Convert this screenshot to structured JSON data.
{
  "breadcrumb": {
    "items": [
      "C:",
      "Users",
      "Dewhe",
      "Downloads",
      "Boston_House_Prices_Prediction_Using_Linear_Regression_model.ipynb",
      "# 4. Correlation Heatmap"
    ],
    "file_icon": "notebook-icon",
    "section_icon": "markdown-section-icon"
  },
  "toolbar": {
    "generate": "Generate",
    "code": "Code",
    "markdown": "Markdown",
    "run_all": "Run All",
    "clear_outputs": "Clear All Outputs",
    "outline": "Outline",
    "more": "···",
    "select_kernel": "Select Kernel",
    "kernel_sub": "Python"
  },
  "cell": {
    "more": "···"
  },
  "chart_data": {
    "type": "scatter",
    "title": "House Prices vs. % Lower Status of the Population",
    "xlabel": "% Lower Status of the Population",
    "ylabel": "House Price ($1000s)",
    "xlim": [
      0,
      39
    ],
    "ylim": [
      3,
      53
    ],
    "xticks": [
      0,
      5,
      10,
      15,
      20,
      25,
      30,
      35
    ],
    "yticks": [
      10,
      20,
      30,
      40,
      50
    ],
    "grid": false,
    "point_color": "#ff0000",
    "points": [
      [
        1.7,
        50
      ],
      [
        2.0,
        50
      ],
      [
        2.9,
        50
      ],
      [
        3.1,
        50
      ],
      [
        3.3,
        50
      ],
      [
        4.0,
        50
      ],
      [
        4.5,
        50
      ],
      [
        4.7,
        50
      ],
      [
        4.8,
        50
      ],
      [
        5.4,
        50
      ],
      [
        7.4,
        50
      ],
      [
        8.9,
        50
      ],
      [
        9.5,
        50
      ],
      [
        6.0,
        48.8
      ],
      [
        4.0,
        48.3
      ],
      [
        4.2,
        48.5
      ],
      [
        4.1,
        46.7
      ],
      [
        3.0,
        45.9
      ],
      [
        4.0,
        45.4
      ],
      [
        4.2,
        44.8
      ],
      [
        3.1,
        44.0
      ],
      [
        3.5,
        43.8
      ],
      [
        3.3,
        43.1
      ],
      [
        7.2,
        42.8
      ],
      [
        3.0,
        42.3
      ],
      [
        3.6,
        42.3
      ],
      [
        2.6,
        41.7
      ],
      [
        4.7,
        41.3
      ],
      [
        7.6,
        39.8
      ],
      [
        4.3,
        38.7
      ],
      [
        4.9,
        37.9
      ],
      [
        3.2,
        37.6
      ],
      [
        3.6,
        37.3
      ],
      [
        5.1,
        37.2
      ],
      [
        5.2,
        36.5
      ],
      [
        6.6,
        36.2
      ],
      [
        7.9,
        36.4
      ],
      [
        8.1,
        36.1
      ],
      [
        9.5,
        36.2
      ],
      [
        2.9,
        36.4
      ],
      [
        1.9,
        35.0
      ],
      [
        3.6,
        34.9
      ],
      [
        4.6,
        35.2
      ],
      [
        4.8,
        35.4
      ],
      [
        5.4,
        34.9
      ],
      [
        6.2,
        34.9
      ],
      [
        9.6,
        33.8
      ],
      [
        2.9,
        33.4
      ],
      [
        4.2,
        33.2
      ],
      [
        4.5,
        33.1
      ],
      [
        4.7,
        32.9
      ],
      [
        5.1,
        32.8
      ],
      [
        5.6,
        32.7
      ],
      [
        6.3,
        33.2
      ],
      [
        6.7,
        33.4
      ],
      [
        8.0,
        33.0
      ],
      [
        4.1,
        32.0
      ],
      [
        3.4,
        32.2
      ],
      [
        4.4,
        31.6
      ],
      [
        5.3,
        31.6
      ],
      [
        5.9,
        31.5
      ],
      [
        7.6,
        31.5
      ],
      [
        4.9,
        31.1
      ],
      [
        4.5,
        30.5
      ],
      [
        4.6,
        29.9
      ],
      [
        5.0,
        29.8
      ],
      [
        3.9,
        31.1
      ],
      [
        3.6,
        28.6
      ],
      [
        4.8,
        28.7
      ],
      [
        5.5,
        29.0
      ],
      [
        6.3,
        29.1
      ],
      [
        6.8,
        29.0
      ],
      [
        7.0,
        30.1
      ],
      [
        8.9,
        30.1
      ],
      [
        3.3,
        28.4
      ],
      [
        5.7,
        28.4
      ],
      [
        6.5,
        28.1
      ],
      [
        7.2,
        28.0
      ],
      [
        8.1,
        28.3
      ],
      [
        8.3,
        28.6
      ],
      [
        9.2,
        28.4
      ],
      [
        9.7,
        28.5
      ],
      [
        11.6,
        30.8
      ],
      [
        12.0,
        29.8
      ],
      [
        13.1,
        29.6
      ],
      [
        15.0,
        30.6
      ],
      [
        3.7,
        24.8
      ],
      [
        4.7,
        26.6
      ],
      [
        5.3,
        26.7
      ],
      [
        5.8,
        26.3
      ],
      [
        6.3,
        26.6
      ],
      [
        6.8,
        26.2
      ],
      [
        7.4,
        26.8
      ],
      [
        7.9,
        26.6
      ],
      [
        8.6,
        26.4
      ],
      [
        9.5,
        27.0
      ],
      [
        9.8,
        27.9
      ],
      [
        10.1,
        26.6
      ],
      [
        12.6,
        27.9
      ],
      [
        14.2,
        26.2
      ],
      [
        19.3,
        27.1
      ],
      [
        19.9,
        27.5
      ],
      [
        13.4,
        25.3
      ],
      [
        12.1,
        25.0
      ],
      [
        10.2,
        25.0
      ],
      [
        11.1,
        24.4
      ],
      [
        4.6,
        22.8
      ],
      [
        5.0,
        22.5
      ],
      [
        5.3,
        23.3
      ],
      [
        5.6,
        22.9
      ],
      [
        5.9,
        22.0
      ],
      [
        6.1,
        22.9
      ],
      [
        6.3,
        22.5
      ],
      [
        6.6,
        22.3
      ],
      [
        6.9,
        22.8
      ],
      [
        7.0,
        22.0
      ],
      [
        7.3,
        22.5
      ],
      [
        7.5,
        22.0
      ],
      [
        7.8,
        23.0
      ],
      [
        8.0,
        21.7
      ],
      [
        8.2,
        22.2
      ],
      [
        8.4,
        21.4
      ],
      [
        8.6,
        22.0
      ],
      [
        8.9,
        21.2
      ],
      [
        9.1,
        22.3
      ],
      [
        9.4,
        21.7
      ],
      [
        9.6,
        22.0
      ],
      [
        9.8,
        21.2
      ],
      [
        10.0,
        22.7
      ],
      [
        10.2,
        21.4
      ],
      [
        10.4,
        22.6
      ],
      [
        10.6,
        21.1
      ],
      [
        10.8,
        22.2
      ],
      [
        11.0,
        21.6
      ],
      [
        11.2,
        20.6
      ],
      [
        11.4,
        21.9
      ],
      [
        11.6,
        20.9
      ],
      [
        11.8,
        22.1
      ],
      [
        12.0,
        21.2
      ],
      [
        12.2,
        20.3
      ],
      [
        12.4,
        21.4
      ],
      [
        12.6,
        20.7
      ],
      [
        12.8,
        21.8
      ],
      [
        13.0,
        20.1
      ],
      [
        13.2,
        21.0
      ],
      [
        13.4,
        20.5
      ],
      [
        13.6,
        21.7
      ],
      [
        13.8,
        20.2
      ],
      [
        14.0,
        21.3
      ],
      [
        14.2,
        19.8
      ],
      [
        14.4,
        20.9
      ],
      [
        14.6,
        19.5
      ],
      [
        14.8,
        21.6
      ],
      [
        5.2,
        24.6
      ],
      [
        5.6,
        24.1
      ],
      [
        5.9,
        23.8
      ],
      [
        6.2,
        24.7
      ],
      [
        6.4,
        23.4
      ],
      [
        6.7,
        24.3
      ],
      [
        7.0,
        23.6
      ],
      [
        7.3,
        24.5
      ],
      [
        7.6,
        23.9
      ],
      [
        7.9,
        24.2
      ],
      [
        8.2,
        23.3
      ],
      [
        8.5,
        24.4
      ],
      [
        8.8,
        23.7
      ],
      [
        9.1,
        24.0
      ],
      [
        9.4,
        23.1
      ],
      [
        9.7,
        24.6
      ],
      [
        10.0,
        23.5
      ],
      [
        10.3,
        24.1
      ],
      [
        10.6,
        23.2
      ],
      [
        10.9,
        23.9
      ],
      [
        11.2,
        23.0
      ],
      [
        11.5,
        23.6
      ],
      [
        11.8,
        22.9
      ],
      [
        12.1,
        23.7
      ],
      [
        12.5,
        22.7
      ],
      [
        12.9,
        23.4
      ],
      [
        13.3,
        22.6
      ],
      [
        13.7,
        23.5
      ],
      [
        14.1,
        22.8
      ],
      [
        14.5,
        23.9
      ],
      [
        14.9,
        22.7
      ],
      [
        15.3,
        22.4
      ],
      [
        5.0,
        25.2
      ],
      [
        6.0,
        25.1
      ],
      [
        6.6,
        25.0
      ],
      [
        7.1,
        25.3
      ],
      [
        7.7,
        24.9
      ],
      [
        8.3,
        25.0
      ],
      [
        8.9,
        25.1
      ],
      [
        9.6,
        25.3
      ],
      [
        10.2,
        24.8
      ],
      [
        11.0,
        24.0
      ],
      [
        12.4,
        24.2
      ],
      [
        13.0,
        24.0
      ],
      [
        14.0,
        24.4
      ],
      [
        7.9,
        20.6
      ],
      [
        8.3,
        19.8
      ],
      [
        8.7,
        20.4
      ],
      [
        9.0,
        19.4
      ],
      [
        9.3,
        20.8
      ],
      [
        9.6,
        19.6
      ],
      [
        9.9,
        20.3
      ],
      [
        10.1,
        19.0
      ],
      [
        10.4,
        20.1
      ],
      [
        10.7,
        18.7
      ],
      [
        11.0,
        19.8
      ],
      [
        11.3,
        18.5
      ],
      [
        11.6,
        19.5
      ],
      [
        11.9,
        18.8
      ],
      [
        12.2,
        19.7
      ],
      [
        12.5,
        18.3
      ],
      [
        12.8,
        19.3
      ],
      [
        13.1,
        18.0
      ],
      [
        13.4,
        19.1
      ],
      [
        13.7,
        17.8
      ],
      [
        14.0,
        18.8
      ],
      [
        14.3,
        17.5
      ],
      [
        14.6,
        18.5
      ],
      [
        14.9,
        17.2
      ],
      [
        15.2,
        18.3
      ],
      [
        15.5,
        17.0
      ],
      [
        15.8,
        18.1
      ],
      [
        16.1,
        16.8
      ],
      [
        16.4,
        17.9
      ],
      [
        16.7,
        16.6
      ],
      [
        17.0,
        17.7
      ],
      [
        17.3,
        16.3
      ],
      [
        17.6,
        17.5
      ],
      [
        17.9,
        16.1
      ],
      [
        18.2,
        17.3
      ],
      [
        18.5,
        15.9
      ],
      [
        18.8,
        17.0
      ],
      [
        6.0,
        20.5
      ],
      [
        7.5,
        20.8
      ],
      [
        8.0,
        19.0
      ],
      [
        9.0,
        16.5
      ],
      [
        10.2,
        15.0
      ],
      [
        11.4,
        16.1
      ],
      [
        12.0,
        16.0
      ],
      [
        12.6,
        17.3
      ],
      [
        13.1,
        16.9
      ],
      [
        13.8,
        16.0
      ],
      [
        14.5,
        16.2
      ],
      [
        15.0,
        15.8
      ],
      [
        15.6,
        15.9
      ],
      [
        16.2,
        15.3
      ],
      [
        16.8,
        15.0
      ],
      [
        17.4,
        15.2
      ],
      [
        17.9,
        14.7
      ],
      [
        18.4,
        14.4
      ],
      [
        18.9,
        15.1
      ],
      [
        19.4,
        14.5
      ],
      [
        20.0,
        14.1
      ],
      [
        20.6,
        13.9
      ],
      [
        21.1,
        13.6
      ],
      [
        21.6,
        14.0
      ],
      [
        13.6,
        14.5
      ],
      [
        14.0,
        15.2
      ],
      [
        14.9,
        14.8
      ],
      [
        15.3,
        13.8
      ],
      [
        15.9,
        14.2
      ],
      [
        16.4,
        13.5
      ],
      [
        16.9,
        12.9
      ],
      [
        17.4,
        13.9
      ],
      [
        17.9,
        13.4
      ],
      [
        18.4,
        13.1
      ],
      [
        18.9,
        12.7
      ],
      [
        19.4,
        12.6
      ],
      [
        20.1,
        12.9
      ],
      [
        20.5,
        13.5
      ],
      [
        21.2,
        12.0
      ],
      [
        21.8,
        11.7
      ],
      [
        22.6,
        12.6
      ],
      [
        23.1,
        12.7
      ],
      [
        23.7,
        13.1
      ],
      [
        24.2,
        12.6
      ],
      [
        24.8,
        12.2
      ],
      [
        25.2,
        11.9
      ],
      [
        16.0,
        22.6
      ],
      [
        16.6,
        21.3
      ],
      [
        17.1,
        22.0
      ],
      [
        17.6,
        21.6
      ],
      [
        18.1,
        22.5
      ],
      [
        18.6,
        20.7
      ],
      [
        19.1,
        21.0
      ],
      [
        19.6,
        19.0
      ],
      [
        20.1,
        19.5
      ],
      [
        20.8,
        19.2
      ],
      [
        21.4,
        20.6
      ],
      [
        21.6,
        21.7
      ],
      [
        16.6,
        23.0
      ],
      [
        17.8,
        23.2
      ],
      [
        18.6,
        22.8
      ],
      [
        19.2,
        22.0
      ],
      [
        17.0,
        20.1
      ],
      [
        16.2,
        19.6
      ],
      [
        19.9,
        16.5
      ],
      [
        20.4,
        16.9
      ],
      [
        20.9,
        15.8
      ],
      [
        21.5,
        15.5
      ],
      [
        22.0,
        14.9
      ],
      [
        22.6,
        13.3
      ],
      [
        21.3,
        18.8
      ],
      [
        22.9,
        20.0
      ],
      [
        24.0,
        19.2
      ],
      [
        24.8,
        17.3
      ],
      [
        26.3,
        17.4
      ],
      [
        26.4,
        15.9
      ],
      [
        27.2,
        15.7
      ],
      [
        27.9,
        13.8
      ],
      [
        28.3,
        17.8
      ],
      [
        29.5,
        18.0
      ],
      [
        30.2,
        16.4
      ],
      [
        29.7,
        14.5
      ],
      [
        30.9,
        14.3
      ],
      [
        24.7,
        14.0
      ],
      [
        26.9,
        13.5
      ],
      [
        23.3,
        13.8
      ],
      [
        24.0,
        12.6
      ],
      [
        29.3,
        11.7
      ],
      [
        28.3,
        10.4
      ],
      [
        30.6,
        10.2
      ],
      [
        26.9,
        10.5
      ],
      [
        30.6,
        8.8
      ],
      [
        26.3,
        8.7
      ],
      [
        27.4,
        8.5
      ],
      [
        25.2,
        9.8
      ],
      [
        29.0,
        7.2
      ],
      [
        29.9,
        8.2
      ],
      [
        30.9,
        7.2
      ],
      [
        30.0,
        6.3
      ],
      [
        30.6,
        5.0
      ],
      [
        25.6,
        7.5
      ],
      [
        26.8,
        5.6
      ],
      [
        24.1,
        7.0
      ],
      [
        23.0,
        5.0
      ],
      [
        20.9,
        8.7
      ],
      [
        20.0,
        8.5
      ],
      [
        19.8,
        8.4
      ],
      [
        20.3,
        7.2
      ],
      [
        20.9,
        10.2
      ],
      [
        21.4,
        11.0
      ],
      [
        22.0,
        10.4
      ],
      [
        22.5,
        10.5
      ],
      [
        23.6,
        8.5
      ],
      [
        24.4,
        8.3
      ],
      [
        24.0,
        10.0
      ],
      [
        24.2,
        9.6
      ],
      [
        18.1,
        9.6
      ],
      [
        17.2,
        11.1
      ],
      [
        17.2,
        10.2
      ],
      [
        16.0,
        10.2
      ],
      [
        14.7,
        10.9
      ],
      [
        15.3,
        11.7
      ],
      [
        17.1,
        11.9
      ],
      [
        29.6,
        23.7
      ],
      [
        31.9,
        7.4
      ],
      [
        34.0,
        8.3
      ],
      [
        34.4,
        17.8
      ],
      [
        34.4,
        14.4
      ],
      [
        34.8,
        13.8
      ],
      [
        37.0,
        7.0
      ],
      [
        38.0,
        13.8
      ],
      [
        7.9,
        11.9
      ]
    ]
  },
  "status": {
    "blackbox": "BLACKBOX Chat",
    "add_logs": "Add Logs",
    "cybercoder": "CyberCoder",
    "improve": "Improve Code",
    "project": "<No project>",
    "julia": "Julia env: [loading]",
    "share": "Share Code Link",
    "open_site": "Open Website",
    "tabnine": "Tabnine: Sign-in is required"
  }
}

________________________________________

■ **Direction**: Report the count of lines in the entries that contain the string "markdown", and nothing besides it.

■ **Task result**: 2